----- ENTRIES SUPPLIED -----

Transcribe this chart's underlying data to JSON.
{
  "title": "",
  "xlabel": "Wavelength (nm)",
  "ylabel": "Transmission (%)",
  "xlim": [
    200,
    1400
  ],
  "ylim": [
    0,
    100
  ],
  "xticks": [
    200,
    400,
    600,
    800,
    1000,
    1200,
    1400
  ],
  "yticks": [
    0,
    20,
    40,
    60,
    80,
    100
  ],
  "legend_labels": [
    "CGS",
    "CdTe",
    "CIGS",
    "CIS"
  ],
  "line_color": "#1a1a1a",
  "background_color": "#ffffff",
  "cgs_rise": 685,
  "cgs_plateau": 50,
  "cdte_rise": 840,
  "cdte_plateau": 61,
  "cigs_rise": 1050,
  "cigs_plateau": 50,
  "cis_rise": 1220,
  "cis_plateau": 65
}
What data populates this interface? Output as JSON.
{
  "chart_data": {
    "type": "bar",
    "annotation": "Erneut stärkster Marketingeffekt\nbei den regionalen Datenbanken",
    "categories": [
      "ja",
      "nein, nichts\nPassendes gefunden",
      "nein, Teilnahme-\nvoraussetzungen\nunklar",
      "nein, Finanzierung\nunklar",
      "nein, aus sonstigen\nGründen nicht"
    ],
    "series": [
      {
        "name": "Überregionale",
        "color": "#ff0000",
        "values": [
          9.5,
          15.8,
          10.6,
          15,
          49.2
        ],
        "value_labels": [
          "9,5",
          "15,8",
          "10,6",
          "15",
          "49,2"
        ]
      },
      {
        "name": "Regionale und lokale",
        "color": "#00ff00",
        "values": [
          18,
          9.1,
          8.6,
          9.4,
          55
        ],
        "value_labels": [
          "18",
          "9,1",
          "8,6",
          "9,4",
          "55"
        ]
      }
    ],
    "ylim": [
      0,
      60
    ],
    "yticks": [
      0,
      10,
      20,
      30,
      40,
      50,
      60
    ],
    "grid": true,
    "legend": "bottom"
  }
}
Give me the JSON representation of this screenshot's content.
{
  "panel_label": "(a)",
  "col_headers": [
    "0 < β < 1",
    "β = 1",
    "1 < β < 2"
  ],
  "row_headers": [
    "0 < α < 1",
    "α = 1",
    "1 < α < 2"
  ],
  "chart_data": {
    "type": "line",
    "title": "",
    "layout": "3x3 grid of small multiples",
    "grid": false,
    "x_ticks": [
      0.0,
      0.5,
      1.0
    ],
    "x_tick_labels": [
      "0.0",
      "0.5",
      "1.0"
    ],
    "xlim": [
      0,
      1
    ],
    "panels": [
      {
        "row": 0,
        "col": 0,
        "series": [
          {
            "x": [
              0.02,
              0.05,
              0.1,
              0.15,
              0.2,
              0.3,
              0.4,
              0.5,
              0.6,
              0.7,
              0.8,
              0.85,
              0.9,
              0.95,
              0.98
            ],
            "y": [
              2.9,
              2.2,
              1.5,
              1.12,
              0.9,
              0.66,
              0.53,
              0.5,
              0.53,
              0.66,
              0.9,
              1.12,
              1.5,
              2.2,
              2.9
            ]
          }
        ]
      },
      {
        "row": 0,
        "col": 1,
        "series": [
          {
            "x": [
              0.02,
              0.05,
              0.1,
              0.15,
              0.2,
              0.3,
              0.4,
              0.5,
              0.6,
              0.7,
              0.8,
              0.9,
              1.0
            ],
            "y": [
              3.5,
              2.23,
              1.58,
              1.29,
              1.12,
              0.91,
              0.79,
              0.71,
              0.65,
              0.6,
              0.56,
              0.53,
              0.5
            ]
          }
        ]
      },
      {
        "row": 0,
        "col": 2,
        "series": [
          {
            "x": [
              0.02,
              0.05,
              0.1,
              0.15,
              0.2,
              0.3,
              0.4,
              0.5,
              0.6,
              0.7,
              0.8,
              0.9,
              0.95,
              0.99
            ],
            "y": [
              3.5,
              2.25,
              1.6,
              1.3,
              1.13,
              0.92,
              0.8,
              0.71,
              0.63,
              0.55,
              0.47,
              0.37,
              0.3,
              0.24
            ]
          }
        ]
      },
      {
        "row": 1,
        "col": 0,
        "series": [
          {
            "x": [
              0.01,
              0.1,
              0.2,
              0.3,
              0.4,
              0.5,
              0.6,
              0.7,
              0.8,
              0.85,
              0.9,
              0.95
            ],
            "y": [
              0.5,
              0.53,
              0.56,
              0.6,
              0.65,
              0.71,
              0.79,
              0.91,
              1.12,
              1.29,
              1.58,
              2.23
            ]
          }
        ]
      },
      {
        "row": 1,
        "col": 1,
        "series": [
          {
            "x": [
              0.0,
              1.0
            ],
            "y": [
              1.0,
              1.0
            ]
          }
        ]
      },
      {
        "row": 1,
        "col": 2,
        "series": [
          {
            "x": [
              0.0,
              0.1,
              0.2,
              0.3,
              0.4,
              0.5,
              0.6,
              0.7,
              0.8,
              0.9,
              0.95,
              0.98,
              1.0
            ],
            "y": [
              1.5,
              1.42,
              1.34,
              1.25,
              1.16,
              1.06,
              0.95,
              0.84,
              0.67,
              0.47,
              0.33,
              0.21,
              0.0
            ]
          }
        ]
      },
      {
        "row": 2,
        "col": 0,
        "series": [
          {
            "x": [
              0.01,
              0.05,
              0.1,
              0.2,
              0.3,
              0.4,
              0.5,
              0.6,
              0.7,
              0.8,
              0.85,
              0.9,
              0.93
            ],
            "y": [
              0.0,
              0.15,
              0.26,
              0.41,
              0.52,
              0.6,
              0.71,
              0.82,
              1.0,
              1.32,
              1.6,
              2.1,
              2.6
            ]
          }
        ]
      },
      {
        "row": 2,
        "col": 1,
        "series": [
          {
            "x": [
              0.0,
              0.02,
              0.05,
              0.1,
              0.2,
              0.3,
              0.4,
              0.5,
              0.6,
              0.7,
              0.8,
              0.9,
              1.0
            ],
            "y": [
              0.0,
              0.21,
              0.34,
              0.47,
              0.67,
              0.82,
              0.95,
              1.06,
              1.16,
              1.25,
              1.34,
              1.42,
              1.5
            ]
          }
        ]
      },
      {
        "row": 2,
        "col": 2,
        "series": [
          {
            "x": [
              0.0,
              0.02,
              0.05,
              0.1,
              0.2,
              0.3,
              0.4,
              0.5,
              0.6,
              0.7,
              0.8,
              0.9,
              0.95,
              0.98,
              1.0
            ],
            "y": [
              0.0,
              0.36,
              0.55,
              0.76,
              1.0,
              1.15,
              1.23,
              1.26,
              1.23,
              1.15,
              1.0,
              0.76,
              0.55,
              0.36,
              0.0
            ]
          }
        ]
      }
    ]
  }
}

-----

▶ **WHAT THE TASK REQUIRES**:
Return every line in the listing that contains the word "name".

▶ **RESULT FOR THIS TASK**:
        "name": "Überregionale",
        "name": "Regionale und lokale",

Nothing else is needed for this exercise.